▶ **Information provided**:
>> start
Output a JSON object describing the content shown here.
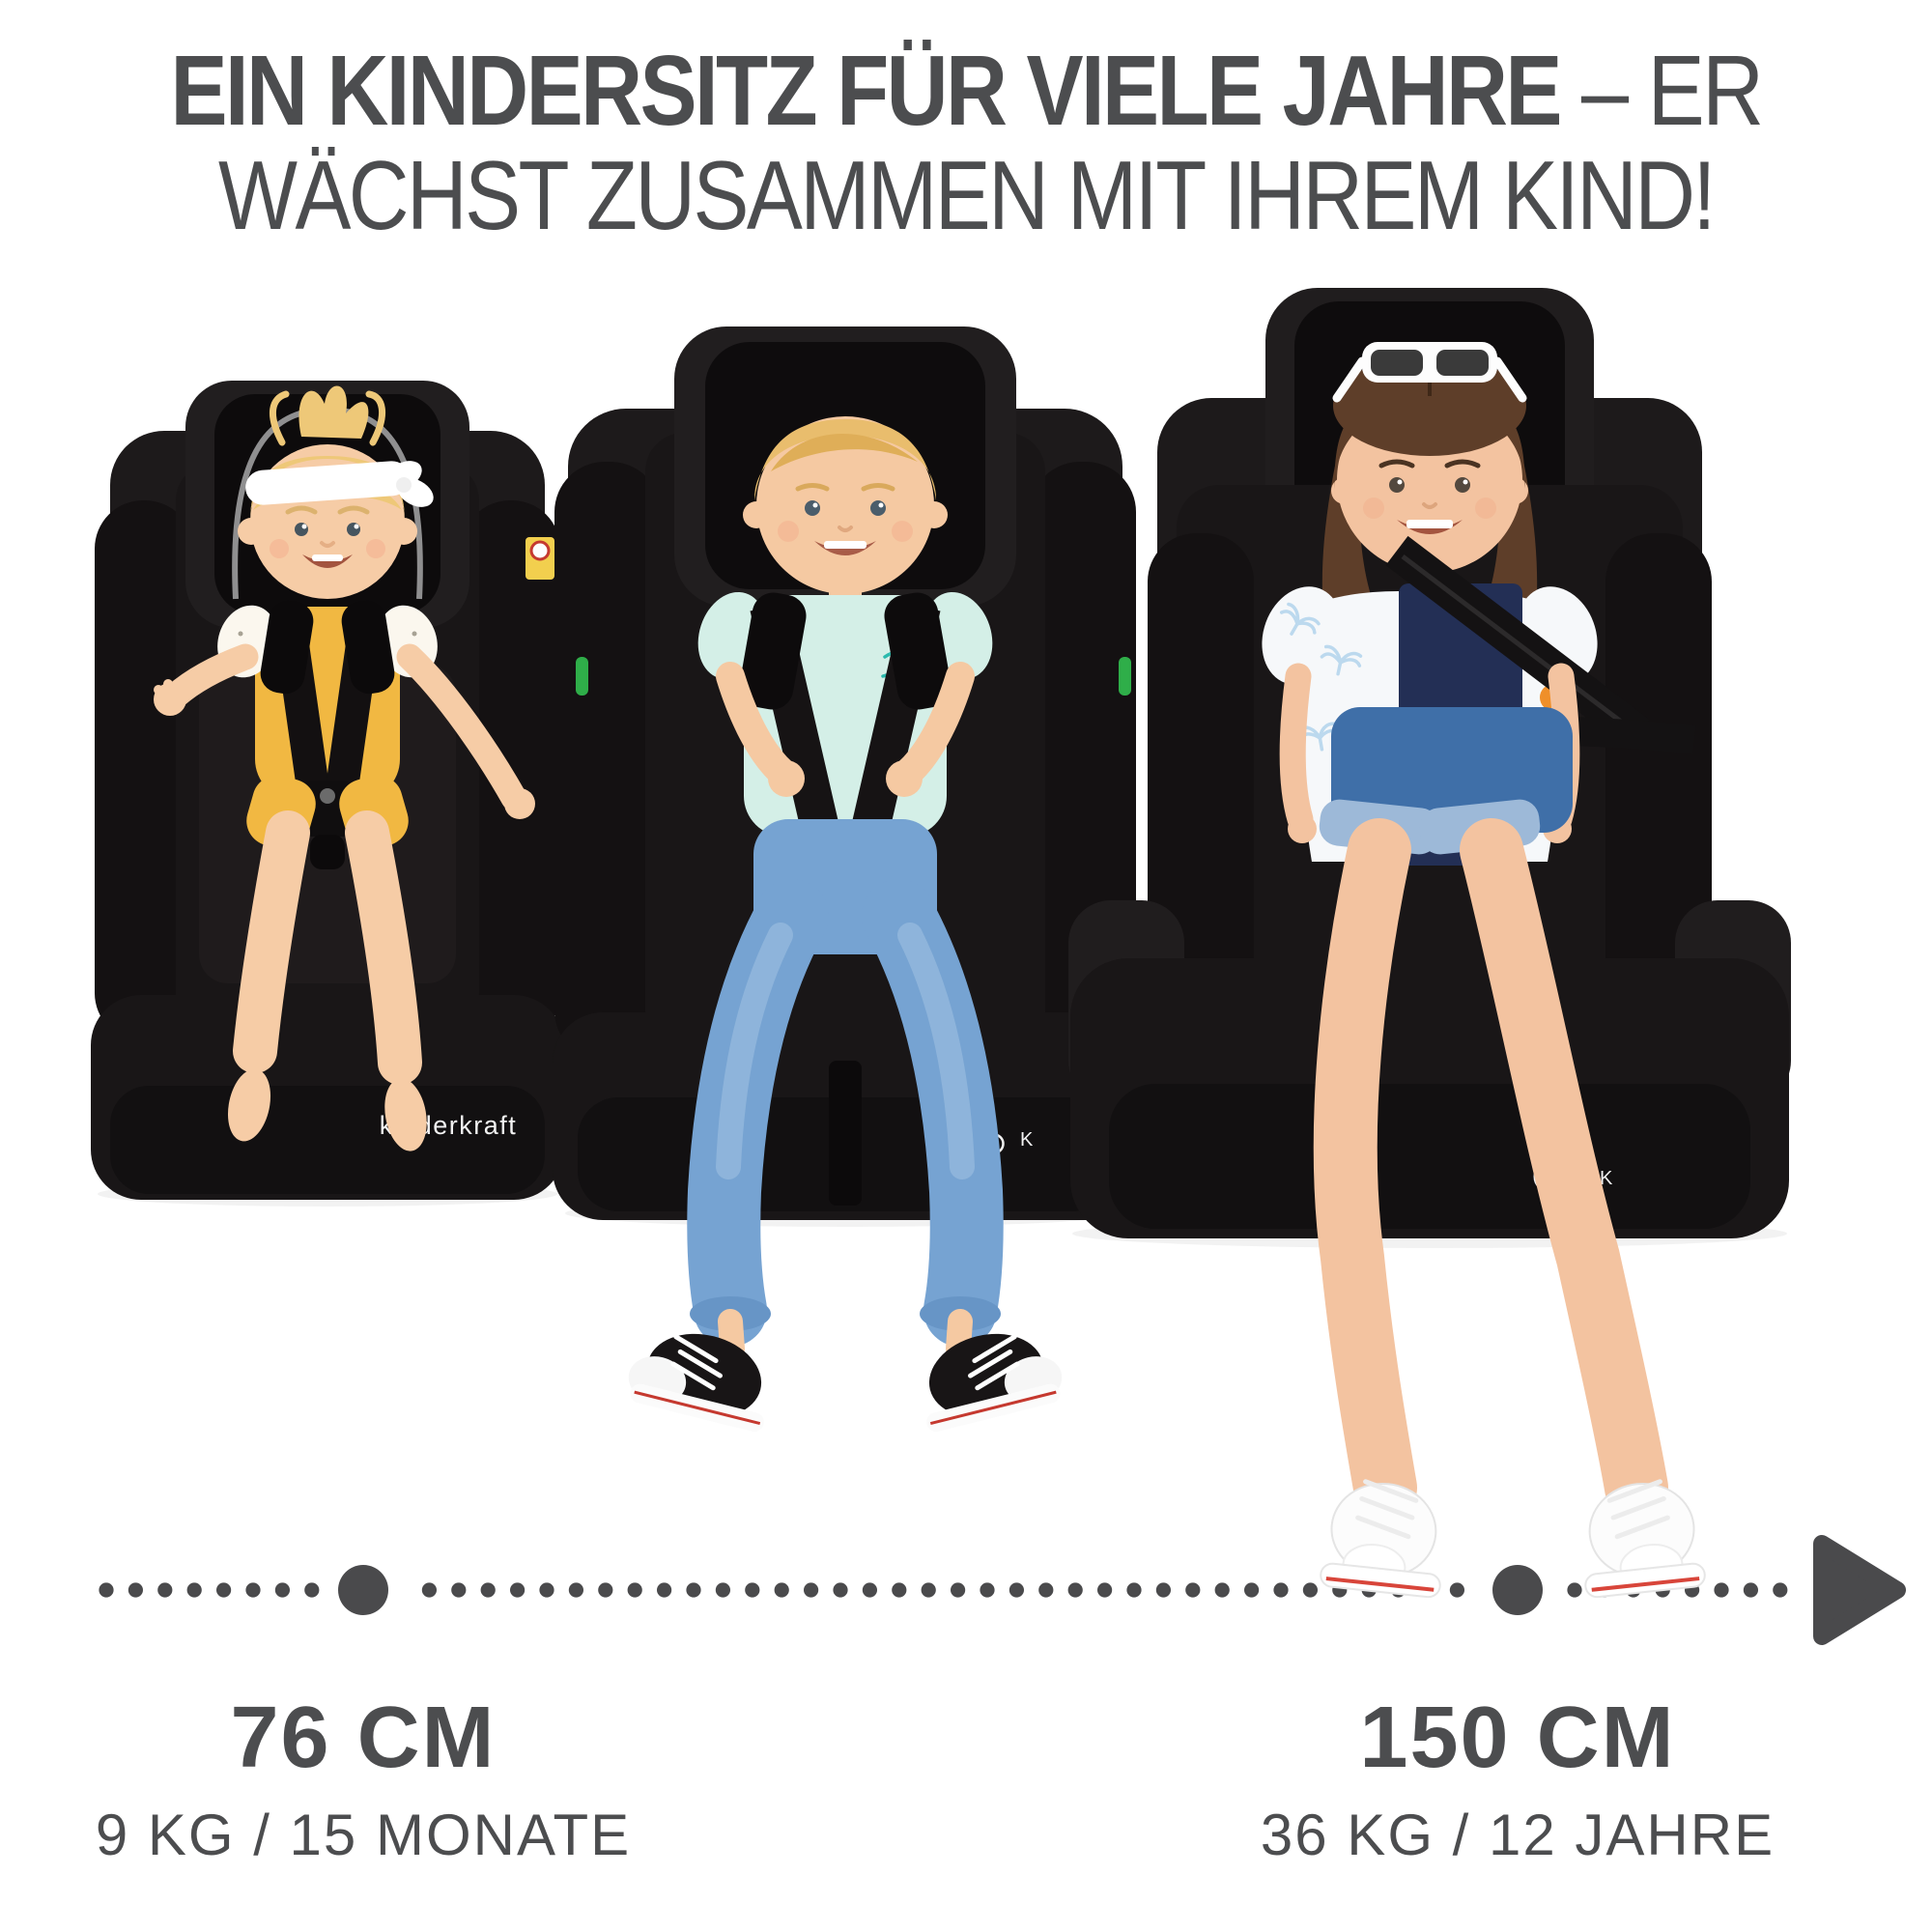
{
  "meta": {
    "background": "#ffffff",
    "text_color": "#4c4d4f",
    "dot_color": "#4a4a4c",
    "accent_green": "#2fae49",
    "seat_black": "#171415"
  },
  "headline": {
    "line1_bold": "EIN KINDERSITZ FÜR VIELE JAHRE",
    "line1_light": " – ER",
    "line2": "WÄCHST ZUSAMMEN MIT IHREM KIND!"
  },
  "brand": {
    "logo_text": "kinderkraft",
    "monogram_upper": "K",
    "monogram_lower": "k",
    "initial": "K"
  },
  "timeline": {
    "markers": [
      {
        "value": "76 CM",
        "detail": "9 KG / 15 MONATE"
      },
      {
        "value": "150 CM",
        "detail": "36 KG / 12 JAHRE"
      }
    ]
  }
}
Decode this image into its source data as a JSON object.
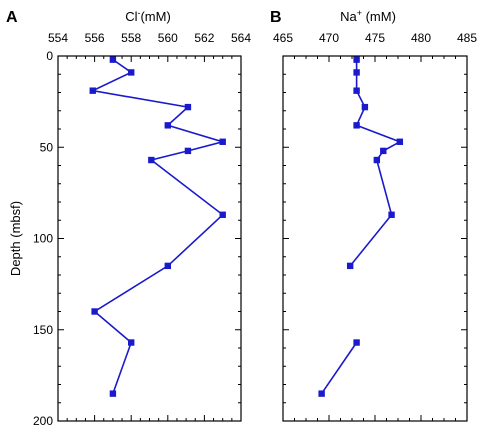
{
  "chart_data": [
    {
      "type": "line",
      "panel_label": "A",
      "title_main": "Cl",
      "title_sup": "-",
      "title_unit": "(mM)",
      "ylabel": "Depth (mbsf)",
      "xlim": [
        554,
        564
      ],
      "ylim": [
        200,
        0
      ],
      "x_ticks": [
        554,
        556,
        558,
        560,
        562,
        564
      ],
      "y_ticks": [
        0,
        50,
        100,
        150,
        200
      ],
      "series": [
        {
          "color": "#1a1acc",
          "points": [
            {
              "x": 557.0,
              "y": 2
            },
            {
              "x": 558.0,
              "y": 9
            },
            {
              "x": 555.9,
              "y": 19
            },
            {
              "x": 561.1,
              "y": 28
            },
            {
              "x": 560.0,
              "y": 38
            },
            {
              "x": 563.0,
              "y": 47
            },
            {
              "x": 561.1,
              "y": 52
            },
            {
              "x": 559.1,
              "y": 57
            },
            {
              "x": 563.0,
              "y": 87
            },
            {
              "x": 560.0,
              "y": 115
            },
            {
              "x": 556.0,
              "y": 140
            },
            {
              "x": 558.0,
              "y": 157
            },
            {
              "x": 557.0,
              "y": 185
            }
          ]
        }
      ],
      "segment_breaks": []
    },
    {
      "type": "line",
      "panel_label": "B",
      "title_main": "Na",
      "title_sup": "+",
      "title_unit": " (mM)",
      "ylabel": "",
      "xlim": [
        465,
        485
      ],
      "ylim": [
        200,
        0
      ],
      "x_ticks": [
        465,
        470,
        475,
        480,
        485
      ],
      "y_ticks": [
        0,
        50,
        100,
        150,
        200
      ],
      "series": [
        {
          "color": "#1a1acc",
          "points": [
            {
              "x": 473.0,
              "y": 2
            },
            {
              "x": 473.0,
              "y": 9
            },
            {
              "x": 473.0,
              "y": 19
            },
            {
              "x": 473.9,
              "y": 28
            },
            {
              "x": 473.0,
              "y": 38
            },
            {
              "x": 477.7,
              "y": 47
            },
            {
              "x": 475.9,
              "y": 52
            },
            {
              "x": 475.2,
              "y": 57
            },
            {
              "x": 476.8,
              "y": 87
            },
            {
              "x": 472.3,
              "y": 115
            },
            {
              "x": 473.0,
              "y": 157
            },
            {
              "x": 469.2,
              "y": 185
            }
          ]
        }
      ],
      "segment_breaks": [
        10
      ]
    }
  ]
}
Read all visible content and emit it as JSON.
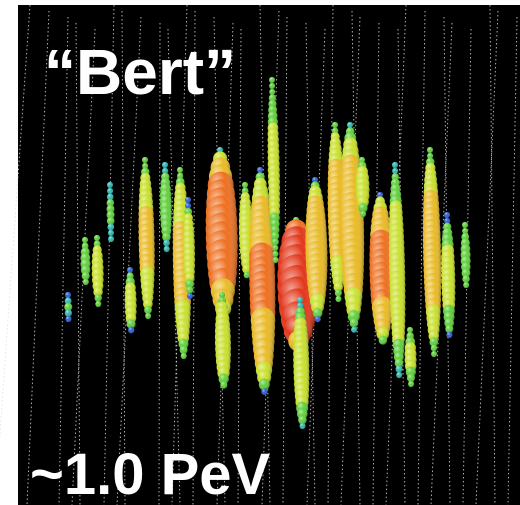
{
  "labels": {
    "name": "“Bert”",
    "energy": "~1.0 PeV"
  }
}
>> end
▶ **Task to complete**:
Drop the pictures, then write out only the lines running from the one containing "Read all visible content and emit it as JSON." through the last line above, both included, exactly.

▶ **Exercise result**:
Read all visible content and emit it as JSON.
{
  "labels": {
    "name": "“Bert”",
    "energy": "~1.0 PeV"
  }
}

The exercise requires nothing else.